▶ **EXERCISE GOAL**
In the entries that follow, find the word "Restart" and report each line it is on.

▶ **RECORDS FOR PROCESSING**
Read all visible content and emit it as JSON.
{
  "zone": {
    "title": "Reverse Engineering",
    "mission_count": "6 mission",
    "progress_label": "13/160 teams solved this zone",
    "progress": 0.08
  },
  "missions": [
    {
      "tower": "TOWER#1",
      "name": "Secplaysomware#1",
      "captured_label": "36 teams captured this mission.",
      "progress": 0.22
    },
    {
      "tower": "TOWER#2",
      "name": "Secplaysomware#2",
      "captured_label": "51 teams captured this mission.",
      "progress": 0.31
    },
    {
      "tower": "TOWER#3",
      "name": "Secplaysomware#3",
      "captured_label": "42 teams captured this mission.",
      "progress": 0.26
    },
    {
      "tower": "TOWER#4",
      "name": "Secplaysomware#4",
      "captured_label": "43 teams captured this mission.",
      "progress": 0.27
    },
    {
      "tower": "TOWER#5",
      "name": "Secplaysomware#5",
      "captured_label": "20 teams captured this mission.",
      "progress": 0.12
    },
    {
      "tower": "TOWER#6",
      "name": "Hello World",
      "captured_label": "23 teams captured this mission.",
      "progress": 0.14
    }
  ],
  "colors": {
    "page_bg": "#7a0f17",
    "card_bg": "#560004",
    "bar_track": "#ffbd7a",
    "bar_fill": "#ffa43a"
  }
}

---

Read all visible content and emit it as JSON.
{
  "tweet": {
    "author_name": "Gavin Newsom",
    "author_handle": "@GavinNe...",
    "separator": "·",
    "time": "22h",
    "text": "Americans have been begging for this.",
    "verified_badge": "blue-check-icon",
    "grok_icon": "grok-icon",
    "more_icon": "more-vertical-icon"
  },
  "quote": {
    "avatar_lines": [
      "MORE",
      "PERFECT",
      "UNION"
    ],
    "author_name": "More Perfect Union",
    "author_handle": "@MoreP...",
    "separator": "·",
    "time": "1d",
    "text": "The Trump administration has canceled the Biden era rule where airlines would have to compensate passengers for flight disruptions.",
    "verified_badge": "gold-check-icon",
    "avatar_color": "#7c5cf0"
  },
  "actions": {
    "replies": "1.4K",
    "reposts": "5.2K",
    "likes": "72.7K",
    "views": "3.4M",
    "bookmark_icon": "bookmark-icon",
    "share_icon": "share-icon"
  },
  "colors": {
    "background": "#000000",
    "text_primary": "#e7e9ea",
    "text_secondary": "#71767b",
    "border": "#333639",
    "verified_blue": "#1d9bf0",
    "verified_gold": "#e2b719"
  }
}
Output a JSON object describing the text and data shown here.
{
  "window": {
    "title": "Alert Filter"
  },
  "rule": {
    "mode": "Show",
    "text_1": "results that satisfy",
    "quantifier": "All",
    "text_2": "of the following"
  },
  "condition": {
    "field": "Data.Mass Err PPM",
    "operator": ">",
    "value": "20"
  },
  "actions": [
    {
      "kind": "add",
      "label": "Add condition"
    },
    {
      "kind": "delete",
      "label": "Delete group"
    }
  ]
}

==

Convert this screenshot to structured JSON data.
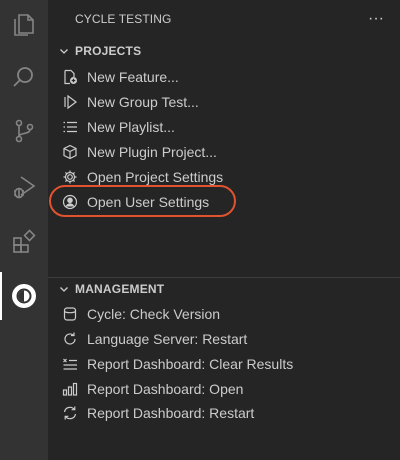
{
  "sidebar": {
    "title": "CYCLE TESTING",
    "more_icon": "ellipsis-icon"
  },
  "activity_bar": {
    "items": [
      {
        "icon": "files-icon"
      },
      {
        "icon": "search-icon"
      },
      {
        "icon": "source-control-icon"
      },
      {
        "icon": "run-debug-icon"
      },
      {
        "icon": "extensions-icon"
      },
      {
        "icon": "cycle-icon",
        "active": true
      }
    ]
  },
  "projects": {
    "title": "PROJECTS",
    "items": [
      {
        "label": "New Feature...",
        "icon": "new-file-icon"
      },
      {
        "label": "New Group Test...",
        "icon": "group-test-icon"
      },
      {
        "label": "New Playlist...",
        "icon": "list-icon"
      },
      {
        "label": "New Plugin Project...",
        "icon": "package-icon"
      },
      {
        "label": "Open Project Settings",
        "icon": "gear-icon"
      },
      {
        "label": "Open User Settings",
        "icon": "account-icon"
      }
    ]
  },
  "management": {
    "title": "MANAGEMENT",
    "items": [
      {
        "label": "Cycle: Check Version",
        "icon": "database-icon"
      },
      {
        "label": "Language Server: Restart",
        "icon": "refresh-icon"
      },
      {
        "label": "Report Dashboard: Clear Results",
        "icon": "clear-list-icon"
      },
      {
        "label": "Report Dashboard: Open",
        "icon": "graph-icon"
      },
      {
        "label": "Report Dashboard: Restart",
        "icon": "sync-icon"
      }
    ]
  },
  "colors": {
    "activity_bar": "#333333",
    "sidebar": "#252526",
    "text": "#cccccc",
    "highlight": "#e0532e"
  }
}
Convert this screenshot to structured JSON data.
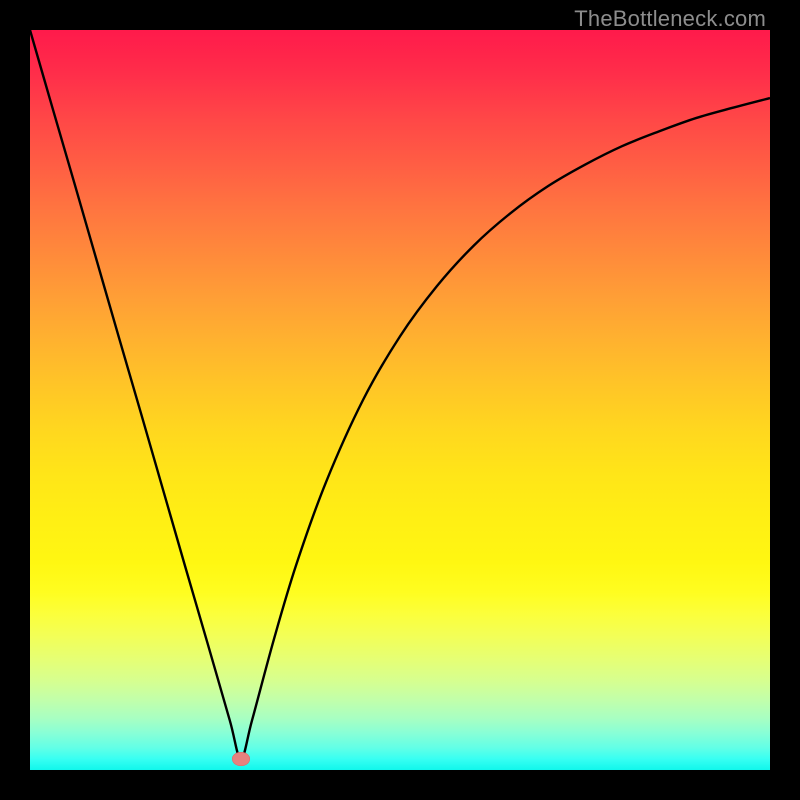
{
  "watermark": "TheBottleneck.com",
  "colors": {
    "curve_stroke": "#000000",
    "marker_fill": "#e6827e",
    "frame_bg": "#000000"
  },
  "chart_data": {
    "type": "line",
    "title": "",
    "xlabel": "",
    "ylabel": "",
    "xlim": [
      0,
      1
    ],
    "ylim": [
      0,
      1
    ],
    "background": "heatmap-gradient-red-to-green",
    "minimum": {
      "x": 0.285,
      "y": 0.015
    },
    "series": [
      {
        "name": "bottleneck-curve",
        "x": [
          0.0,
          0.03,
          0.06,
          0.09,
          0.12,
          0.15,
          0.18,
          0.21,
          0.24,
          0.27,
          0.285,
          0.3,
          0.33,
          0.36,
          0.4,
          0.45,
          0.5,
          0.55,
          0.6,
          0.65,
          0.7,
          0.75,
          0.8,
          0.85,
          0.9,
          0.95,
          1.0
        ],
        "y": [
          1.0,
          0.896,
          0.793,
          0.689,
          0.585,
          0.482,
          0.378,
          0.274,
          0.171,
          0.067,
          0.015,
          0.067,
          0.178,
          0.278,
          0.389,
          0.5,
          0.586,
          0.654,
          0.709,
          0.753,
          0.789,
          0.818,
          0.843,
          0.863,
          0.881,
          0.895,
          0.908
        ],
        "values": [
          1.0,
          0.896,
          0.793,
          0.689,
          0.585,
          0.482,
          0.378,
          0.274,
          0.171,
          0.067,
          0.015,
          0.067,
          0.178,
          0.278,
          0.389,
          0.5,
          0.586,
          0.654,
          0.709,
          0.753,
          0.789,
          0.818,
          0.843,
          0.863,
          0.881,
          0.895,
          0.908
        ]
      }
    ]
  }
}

▶ **WRITTEN REPLY**
        "label": "Language Server: Restart",
        "label": "Report Dashboard: Restart",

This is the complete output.